(Records)
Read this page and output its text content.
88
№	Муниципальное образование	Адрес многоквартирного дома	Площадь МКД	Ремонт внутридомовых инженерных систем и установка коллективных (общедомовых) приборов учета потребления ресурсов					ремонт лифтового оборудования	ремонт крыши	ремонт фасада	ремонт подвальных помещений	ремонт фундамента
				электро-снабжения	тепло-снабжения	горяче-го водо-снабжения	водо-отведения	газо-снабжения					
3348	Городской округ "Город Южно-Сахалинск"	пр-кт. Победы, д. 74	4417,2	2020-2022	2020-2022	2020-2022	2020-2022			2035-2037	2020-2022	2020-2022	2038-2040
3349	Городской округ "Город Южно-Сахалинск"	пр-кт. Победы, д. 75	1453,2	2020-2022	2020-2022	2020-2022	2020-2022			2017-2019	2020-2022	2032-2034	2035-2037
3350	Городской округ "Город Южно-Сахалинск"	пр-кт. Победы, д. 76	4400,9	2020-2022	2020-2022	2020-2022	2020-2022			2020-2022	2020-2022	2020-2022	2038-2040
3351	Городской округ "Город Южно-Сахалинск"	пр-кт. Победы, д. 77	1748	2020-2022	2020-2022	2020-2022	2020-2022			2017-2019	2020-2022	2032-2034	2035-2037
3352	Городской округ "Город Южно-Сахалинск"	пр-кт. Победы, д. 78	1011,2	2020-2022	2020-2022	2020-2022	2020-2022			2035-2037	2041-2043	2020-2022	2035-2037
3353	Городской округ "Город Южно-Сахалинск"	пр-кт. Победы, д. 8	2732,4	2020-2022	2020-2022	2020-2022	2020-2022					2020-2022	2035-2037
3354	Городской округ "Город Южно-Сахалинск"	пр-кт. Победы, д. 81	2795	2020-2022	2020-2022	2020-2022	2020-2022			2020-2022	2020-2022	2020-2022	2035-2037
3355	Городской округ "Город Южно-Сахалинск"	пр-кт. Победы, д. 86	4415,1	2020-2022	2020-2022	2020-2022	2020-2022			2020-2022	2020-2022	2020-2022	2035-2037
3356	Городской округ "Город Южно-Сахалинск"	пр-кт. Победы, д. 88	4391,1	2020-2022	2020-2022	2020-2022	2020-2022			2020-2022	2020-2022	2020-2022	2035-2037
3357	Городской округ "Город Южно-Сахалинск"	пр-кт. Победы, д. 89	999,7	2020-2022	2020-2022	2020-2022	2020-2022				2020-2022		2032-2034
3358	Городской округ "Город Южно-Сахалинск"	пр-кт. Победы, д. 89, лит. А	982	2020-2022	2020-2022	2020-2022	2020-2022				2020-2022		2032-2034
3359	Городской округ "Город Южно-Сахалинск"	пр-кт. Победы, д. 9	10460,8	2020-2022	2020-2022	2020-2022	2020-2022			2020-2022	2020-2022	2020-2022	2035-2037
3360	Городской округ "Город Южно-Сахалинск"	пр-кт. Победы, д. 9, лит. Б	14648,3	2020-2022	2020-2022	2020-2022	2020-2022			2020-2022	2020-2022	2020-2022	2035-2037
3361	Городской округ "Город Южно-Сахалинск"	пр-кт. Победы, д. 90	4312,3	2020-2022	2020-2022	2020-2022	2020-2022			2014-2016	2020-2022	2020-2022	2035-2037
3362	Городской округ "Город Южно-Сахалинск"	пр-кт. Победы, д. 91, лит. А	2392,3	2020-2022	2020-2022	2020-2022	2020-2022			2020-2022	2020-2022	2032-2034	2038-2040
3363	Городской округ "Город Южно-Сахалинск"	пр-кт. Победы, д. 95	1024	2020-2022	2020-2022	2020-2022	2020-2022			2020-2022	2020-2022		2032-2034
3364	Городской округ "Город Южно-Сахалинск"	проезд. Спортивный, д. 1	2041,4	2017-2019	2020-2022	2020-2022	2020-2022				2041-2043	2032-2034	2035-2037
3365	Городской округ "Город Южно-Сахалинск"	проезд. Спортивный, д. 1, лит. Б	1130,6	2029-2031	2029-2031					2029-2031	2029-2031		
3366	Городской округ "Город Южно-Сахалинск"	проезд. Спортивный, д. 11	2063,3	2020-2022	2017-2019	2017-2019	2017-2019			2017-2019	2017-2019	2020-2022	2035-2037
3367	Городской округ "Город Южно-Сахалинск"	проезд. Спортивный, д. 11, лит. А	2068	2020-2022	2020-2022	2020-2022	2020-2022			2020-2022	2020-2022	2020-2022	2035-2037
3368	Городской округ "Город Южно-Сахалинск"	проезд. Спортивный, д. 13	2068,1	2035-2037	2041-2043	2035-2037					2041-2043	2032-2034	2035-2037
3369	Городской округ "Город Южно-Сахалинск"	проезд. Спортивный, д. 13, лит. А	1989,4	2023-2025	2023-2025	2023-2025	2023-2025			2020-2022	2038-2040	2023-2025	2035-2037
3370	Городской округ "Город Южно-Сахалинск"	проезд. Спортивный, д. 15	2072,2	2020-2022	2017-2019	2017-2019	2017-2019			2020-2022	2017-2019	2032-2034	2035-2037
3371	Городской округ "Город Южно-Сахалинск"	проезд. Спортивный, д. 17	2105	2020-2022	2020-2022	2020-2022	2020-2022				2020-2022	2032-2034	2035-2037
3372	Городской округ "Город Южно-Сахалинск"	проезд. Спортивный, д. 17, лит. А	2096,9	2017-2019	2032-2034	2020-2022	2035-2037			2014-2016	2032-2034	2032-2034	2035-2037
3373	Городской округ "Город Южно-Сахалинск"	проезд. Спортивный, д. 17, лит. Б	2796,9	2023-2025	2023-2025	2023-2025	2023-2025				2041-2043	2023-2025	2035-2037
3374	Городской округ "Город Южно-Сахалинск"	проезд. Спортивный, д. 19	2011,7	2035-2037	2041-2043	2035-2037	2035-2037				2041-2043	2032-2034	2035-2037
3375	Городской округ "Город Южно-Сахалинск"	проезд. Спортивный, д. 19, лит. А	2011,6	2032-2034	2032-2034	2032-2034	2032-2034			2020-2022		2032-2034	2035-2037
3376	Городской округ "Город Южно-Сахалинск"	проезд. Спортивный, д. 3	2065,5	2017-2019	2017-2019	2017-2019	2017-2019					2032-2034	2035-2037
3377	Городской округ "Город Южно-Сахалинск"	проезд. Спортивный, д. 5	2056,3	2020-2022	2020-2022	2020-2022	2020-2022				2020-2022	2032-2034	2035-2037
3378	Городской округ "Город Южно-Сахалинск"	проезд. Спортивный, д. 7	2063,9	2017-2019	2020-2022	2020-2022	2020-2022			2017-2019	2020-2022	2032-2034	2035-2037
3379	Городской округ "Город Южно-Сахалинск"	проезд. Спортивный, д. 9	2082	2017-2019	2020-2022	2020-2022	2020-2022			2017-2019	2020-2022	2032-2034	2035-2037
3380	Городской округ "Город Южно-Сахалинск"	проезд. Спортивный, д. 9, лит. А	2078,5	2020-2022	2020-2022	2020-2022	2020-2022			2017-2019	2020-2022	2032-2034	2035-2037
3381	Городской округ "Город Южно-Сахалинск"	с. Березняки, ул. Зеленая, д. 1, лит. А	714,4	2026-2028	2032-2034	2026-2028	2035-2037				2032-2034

§ **Your task**: Reproduce the full listing word for word.

§ **Problem solution**:
Read this page and output its text content.
88
№	Муниципальное образование	Адрес многоквартирного дома	Площадь МКД	Ремонт внутридомовых инженерных систем и установка коллективных (общедомовых) приборов учета потребления ресурсов					ремонт лифтового оборудования	ремонт крыши	ремонт фасада	ремонт подвальных помещений	ремонт фундамента
				электро-снабжения	тепло-снабжения	горяче-го водо-снабжения	водо-отведения	газо-снабжения					
3348	Городской округ "Город Южно-Сахалинск"	пр-кт. Победы, д. 74	4417,2	2020-2022	2020-2022	2020-2022	2020-2022			2035-2037	2020-2022	2020-2022	2038-2040
3349	Городской округ "Город Южно-Сахалинск"	пр-кт. Победы, д. 75	1453,2	2020-2022	2020-2022	2020-2022	2020-2022			2017-2019	2020-2022	2032-2034	2035-2037
3350	Городской округ "Город Южно-Сахалинск"	пр-кт. Победы, д. 76	4400,9	2020-2022	2020-2022	2020-2022	2020-2022			2020-2022	2020-2022	2020-2022	2038-2040
3351	Городской округ "Город Южно-Сахалинск"	пр-кт. Победы, д. 77	1748	2020-2022	2020-2022	2020-2022	2020-2022			2017-2019	2020-2022	2032-2034	2035-2037
3352	Городской округ "Город Южно-Сахалинск"	пр-кт. Победы, д. 78	1011,2	2020-2022	2020-2022	2020-2022	2020-2022			2035-2037	2041-2043	2020-2022	2035-2037
3353	Городской округ "Город Южно-Сахалинск"	пр-кт. Победы, д. 8	2732,4	2020-2022	2020-2022	2020-2022	2020-2022					2020-2022	2035-2037
3354	Городской округ "Город Южно-Сахалинск"	пр-кт. Победы, д. 81	2795	2020-2022	2020-2022	2020-2022	2020-2022			2020-2022	2020-2022	2020-2022	2035-2037
3355	Городской округ "Город Южно-Сахалинск"	пр-кт. Победы, д. 86	4415,1	2020-2022	2020-2022	2020-2022	2020-2022			2020-2022	2020-2022	2020-2022	2035-2037
3356	Городской округ "Город Южно-Сахалинск"	пр-кт. Победы, д. 88	4391,1	2020-2022	2020-2022	2020-2022	2020-2022			2020-2022	2020-2022	2020-2022	2035-2037
3357	Городской округ "Город Южно-Сахалинск"	пр-кт. Победы, д. 89	999,7	2020-2022	2020-2022	2020-2022	2020-2022				2020-2022		2032-2034
3358	Городской округ "Город Южно-Сахалинск"	пр-кт. Победы, д. 89, лит. А	982	2020-2022	2020-2022	2020-2022	2020-2022				2020-2022		2032-2034
3359	Городской округ "Город Южно-Сахалинск"	пр-кт. Победы, д. 9	10460,8	2020-2022	2020-2022	2020-2022	2020-2022			2020-2022	2020-2022	2020-2022	2035-2037
3360	Городской округ "Город Южно-Сахалинск"	пр-кт. Победы, д. 9, лит. Б	14648,3	2020-2022	2020-2022	2020-2022	2020-2022			2020-2022	2020-2022	2020-2022	2035-2037
3361	Городской округ "Город Южно-Сахалинск"	пр-кт. Победы, д. 90	4312,3	2020-2022	2020-2022	2020-2022	2020-2022			2014-2016	2020-2022	2020-2022	2035-2037
3362	Городской округ "Город Южно-Сахалинск"	пр-кт. Победы, д. 91, лит. А	2392,3	2020-2022	2020-2022	2020-2022	2020-2022			2020-2022	2020-2022	2032-2034	2038-2040
3363	Городской округ "Город Южно-Сахалинск"	пр-кт. Победы, д. 95	1024	2020-2022	2020-2022	2020-2022	2020-2022			2020-2022	2020-2022		2032-2034
3364	Городской округ "Город Южно-Сахалинск"	проезд. Спортивный, д. 1	2041,4	2017-2019	2020-2022	2020-2022	2020-2022				2041-2043	2032-2034	2035-2037
3365	Городской округ "Город Южно-Сахалинск"	проезд. Спортивный, д. 1, лит. Б	1130,6	2029-2031	2029-2031					2029-2031	2029-2031		
3366	Городской округ "Город Южно-Сахалинск"	проезд. Спортивный, д. 11	2063,3	2020-2022	2017-2019	2017-2019	2017-2019			2017-2019	2017-2019	2020-2022	2035-2037
3367	Городской округ "Город Южно-Сахалинск"	проезд. Спортивный, д. 11, лит. А	2068	2020-2022	2020-2022	2020-2022	2020-2022			2020-2022	2020-2022	2020-2022	2035-2037
3368	Городской округ "Город Южно-Сахалинск"	проезд. Спортивный, д. 13	2068,1	2035-2037	2041-2043	2035-2037					2041-2043	2032-2034	2035-2037
3369	Городской округ "Город Южно-Сахалинск"	проезд. Спортивный, д. 13, лит. А	1989,4	2023-2025	2023-2025	2023-2025	2023-2025			2020-2022	2038-2040	2023-2025	2035-2037
3370	Городской округ "Город Южно-Сахалинск"	проезд. Спортивный, д. 15	2072,2	2020-2022	2017-2019	2017-2019	2017-2019			2020-2022	2017-2019	2032-2034	2035-2037
3371	Городской округ "Город Южно-Сахалинск"	проезд. Спортивный, д. 17	2105	2020-2022	2020-2022	2020-2022	2020-2022				2020-2022	2032-2034	2035-2037
3372	Городской округ "Город Южно-Сахалинск"	проезд. Спортивный, д. 17, лит. А	2096,9	2017-2019	2032-2034	2020-2022	2035-2037			2014-2016	2032-2034	2032-2034	2035-2037
3373	Городской округ "Город Южно-Сахалинск"	проезд. Спортивный, д. 17, лит. Б	2796,9	2023-2025	2023-2025	2023-2025	2023-2025				2041-2043	2023-2025	2035-2037
3374	Городской округ "Город Южно-Сахалинск"	проезд. Спортивный, д. 19	2011,7	2035-2037	2041-2043	2035-2037	2035-2037				2041-2043	2032-2034	2035-2037
3375	Городской округ "Город Южно-Сахалинск"	проезд. Спортивный, д. 19, лит. А	2011,6	2032-2034	2032-2034	2032-2034	2032-2034			2020-2022		2032-2034	2035-2037
3376	Городской округ "Город Южно-Сахалинск"	проезд. Спортивный, д. 3	2065,5	2017-2019	2017-2019	2017-2019	2017-2019					2032-2034	2035-2037
3377	Городской округ "Город Южно-Сахалинск"	проезд. Спортивный, д. 5	2056,3	2020-2022	2020-2022	2020-2022	2020-2022				2020-2022	2032-2034	2035-2037
3378	Городской округ "Город Южно-Сахалинск"	проезд. Спортивный, д. 7	2063,9	2017-2019	2020-2022	2020-2022	2020-2022			2017-2019	2020-2022	2032-2034	2035-2037
3379	Городской округ "Город Южно-Сахалинск"	проезд. Спортивный, д. 9	2082	2017-2019	2020-2022	2020-2022	2020-2022			2017-2019	2020-2022	2032-2034	2035-2037
3380	Городской округ "Город Южно-Сахалинск"	проезд. Спортивный, д. 9, лит. А	2078,5	2020-2022	2020-2022	2020-2022	2020-2022			2017-2019	2020-2022	2032-2034	2035-2037
3381	Городской округ "Город Южно-Сахалинск"	с. Березняки, ул. Зеленая, д. 1, лит. А	714,4	2026-2028	2032-2034	2026-2028	2035-2037				2032-2034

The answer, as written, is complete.